Check each line of the material below, and copy it if it holds the string "Compression".

:: Information shown

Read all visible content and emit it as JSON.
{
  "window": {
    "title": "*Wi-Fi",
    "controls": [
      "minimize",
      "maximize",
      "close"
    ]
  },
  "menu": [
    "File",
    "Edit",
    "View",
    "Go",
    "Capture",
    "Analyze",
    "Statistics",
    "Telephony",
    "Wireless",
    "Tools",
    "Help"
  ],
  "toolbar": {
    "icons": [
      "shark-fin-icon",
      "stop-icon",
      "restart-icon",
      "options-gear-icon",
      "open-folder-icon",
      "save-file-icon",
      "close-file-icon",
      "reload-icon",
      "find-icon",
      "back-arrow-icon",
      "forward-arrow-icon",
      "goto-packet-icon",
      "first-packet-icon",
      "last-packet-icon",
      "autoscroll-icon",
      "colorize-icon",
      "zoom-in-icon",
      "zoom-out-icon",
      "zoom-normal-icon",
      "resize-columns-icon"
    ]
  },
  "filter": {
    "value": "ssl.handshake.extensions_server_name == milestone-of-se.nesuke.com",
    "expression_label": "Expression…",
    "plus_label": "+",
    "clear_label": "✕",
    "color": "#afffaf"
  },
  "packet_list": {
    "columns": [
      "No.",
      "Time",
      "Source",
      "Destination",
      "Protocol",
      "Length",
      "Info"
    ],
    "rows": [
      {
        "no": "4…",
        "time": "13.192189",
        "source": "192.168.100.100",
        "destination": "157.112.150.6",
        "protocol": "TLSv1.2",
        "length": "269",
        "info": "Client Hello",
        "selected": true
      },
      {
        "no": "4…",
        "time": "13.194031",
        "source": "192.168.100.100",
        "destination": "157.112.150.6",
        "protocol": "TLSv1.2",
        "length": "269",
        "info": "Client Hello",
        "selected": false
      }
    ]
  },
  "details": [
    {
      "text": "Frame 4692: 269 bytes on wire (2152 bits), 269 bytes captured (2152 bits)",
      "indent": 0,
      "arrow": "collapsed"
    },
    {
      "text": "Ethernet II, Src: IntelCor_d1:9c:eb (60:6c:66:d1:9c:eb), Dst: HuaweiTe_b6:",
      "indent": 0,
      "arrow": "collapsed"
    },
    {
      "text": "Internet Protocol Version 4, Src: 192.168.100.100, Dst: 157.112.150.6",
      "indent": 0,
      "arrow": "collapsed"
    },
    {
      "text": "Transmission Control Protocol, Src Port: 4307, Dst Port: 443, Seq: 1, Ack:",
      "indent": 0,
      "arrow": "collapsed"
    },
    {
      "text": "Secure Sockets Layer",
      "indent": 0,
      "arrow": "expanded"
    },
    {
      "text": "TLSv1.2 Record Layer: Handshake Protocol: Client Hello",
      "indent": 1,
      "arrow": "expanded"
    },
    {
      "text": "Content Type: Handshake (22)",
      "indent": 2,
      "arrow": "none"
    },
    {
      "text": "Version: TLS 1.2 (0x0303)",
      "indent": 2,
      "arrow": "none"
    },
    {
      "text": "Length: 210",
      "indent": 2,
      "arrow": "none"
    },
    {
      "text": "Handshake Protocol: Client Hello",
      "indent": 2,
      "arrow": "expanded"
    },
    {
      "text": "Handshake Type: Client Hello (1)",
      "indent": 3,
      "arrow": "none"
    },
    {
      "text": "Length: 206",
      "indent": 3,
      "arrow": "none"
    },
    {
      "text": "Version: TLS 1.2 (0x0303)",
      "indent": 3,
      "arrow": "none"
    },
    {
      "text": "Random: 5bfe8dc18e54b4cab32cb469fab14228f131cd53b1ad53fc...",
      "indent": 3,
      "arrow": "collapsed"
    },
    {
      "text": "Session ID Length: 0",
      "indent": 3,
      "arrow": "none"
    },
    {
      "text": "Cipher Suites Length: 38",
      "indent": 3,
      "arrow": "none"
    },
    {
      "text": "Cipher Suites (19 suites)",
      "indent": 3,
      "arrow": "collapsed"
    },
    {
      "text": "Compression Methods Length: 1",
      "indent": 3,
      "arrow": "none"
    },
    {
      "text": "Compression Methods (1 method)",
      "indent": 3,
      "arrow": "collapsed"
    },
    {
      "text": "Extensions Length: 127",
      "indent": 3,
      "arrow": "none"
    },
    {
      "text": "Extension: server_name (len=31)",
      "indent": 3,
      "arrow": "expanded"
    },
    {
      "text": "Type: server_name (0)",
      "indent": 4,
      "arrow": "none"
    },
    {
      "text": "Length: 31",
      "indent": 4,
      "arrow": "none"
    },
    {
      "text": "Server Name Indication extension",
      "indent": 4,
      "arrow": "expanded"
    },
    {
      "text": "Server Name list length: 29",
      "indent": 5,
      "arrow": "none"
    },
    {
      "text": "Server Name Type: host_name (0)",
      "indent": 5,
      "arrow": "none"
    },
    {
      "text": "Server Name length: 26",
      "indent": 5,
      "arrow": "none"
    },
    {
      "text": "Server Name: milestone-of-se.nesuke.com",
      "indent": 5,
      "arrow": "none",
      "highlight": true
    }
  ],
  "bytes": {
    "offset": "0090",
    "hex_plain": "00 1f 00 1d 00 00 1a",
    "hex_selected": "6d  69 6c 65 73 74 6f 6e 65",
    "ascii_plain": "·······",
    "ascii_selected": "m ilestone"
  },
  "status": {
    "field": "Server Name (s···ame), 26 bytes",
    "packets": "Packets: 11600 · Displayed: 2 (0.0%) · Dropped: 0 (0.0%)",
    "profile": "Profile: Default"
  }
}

::::

● Correct answer:
      "text": "Compression Methods Length: 1",
      "text": "Compression Methods (1 method)",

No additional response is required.